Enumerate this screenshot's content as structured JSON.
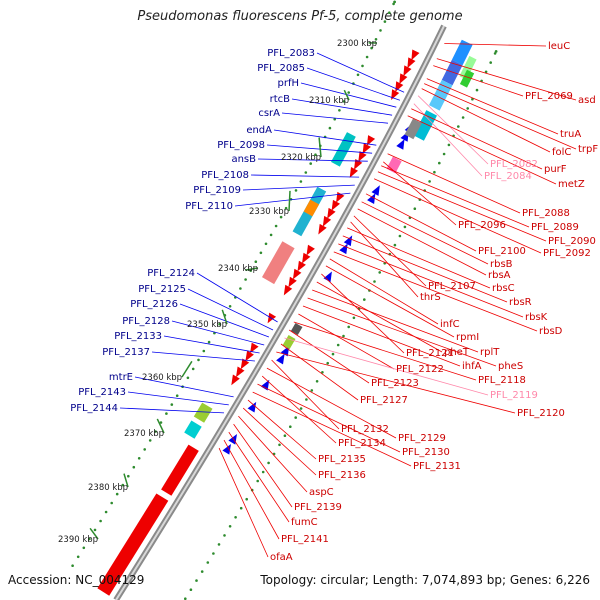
{
  "title": "Pseudomonas fluorescens Pf-5, complete genome",
  "accession": "Accession: NC_004129",
  "topology": "Topology: circular; Length: 7,074,893 bp; Genes: 6,226",
  "colors": {
    "backbone": "#909090",
    "forward_feature": "#0000ee",
    "reverse_feature": "#ee0000",
    "forward_label": "#00008b",
    "reverse_label": "#cc0000",
    "pseudo_label": "#ff88aa",
    "gc_dot": "#2e8b2e"
  },
  "kbp_ticks": [
    "2300 kbp",
    "2310 kbp",
    "2320 kbp",
    "2330 kbp",
    "2340 kbp",
    "2350 kbp",
    "2360 kbp",
    "2370 kbp",
    "2380 kbp",
    "2390 kbp"
  ],
  "left_labels": [
    "PFL_2083",
    "PFL_2085",
    "prfH",
    "rtcB",
    "csrA",
    "endA",
    "PFL_2098",
    "ansB",
    "PFL_2108",
    "PFL_2109",
    "PFL_2110",
    "PFL_2124",
    "PFL_2125",
    "PFL_2126",
    "PFL_2128",
    "PFL_2133",
    "PFL_2137",
    "mtrE",
    "PFL_2143",
    "PFL_2144"
  ],
  "right_labels": [
    "leuC",
    "asd",
    "PFL_2069",
    "truA",
    "trpF",
    "folC",
    "PFL_2082",
    "PFL_2084",
    "purF",
    "metZ",
    "PFL_2088",
    "PFL_2096",
    "PFL_2089",
    "PFL_2090",
    "PFL_2092",
    "PFL_2100",
    "rbsB",
    "rbsA",
    "PFL_2107",
    "thrS",
    "rbsC",
    "rbsR",
    "rbsK",
    "rbsD",
    "infC",
    "rpmI",
    "PFL_2121",
    "pheT",
    "rplT",
    "pheS",
    "ihfA",
    "PFL_2122",
    "PFL_2118",
    "PFL_2123",
    "PFL_2119",
    "PFL_2127",
    "PFL_2120",
    "PFL_2132",
    "PFL_2129",
    "PFL_2134",
    "PFL_2130",
    "PFL_2131",
    "PFL_2135",
    "PFL_2136",
    "aspC",
    "PFL_2139",
    "fumC",
    "PFL_2141",
    "ofaA"
  ]
}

****************************************

Task item:
Give the records a second time exactly, keeping the images out.

Answer space:
Enumerate this screenshot's content as structured JSON.
{
  "title": "Pseudomonas fluorescens Pf-5, complete genome",
  "accession": "Accession: NC_004129",
  "topology": "Topology: circular; Length: 7,074,893 bp; Genes: 6,226",
  "colors": {
    "backbone": "#909090",
    "forward_feature": "#0000ee",
    "reverse_feature": "#ee0000",
    "forward_label": "#00008b",
    "reverse_label": "#cc0000",
    "pseudo_label": "#ff88aa",
    "gc_dot": "#2e8b2e"
  },
  "kbp_ticks": [
    "2300 kbp",
    "2310 kbp",
    "2320 kbp",
    "2330 kbp",
    "2340 kbp",
    "2350 kbp",
    "2360 kbp",
    "2370 kbp",
    "2380 kbp",
    "2390 kbp"
  ],
  "left_labels": [
    "PFL_2083",
    "PFL_2085",
    "prfH",
    "rtcB",
    "csrA",
    "endA",
    "PFL_2098",
    "ansB",
    "PFL_2108",
    "PFL_2109",
    "PFL_2110",
    "PFL_2124",
    "PFL_2125",
    "PFL_2126",
    "PFL_2128",
    "PFL_2133",
    "PFL_2137",
    "mtrE",
    "PFL_2143",
    "PFL_2144"
  ],
  "right_labels": [
    "leuC",
    "asd",
    "PFL_2069",
    "truA",
    "trpF",
    "folC",
    "PFL_2082",
    "PFL_2084",
    "purF",
    "metZ",
    "PFL_2088",
    "PFL_2096",
    "PFL_2089",
    "PFL_2090",
    "PFL_2092",
    "PFL_2100",
    "rbsB",
    "rbsA",
    "PFL_2107",
    "thrS",
    "rbsC",
    "rbsR",
    "rbsK",
    "rbsD",
    "infC",
    "rpmI",
    "PFL_2121",
    "pheT",
    "rplT",
    "pheS",
    "ihfA",
    "PFL_2122",
    "PFL_2118",
    "PFL_2123",
    "PFL_2119",
    "PFL_2127",
    "PFL_2120",
    "PFL_2132",
    "PFL_2129",
    "PFL_2134",
    "PFL_2130",
    "PFL_2131",
    "PFL_2135",
    "PFL_2136",
    "aspC",
    "PFL_2139",
    "fumC",
    "PFL_2141",
    "ofaA"
  ]
}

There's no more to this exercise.